Every record should be repeated exactly, except that pictures are left out.

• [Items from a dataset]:
↓
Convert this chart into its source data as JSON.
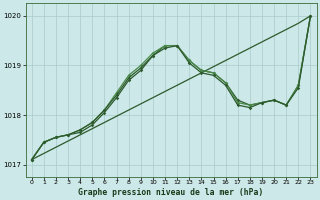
{
  "xlabel": "Graphe pression niveau de la mer (hPa)",
  "background_color": "#cde8e8",
  "grid_color": "#aacccc",
  "line_color_dark": "#2d5a2d",
  "line_color_light": "#4a8a4a",
  "ylim": [
    1016.75,
    1020.25
  ],
  "xlim": [
    -0.5,
    23.5
  ],
  "yticks": [
    1017,
    1018,
    1019,
    1020
  ],
  "xticks": [
    0,
    1,
    2,
    3,
    4,
    5,
    6,
    7,
    8,
    9,
    10,
    11,
    12,
    13,
    14,
    15,
    16,
    17,
    18,
    19,
    20,
    21,
    22,
    23
  ],
  "line_straight": [
    1017.1,
    1017.225,
    1017.35,
    1017.475,
    1017.6,
    1017.725,
    1017.85,
    1017.975,
    1018.1,
    1018.225,
    1018.35,
    1018.475,
    1018.6,
    1018.725,
    1018.85,
    1018.975,
    1019.1,
    1019.225,
    1019.35,
    1019.475,
    1019.6,
    1019.725,
    1019.85,
    1020.0
  ],
  "line_curve1": [
    1017.1,
    1017.45,
    1017.55,
    1017.6,
    1017.65,
    1017.8,
    1018.05,
    1018.35,
    1018.7,
    1018.9,
    1019.2,
    1019.4,
    1019.4,
    1019.1,
    1018.9,
    1018.85,
    1018.65,
    1018.3,
    1018.2,
    1018.25,
    1018.3,
    1018.2,
    1018.6,
    1020.0
  ],
  "line_curve2": [
    1017.1,
    1017.45,
    1017.55,
    1017.6,
    1017.7,
    1017.85,
    1018.1,
    1018.45,
    1018.8,
    1019.0,
    1019.25,
    1019.4,
    1019.4,
    1019.1,
    1018.9,
    1018.85,
    1018.65,
    1018.25,
    1018.2,
    1018.25,
    1018.3,
    1018.2,
    1018.6,
    1020.0
  ],
  "line_curve3": [
    1017.1,
    1017.45,
    1017.55,
    1017.6,
    1017.7,
    1017.85,
    1018.1,
    1018.4,
    1018.75,
    1018.95,
    1019.2,
    1019.35,
    1019.4,
    1019.05,
    1018.85,
    1018.8,
    1018.6,
    1018.2,
    1018.15,
    1018.25,
    1018.3,
    1018.2,
    1018.55,
    1020.0
  ]
}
↑
• [Full output]:
Convert this chart into its source data as JSON.
{
  "xlabel": "Graphe pression niveau de la mer (hPa)",
  "background_color": "#cde8e8",
  "grid_color": "#aacccc",
  "line_color_dark": "#2d5a2d",
  "line_color_light": "#4a8a4a",
  "ylim": [
    1016.75,
    1020.25
  ],
  "xlim": [
    -0.5,
    23.5
  ],
  "yticks": [
    1017,
    1018,
    1019,
    1020
  ],
  "xticks": [
    0,
    1,
    2,
    3,
    4,
    5,
    6,
    7,
    8,
    9,
    10,
    11,
    12,
    13,
    14,
    15,
    16,
    17,
    18,
    19,
    20,
    21,
    22,
    23
  ],
  "line_straight": [
    1017.1,
    1017.225,
    1017.35,
    1017.475,
    1017.6,
    1017.725,
    1017.85,
    1017.975,
    1018.1,
    1018.225,
    1018.35,
    1018.475,
    1018.6,
    1018.725,
    1018.85,
    1018.975,
    1019.1,
    1019.225,
    1019.35,
    1019.475,
    1019.6,
    1019.725,
    1019.85,
    1020.0
  ],
  "line_curve1": [
    1017.1,
    1017.45,
    1017.55,
    1017.6,
    1017.65,
    1017.8,
    1018.05,
    1018.35,
    1018.7,
    1018.9,
    1019.2,
    1019.4,
    1019.4,
    1019.1,
    1018.9,
    1018.85,
    1018.65,
    1018.3,
    1018.2,
    1018.25,
    1018.3,
    1018.2,
    1018.6,
    1020.0
  ],
  "line_curve2": [
    1017.1,
    1017.45,
    1017.55,
    1017.6,
    1017.7,
    1017.85,
    1018.1,
    1018.45,
    1018.8,
    1019.0,
    1019.25,
    1019.4,
    1019.4,
    1019.1,
    1018.9,
    1018.85,
    1018.65,
    1018.25,
    1018.2,
    1018.25,
    1018.3,
    1018.2,
    1018.6,
    1020.0
  ],
  "line_curve3": [
    1017.1,
    1017.45,
    1017.55,
    1017.6,
    1017.7,
    1017.85,
    1018.1,
    1018.4,
    1018.75,
    1018.95,
    1019.2,
    1019.35,
    1019.4,
    1019.05,
    1018.85,
    1018.8,
    1018.6,
    1018.2,
    1018.15,
    1018.25,
    1018.3,
    1018.2,
    1018.55,
    1020.0
  ]
}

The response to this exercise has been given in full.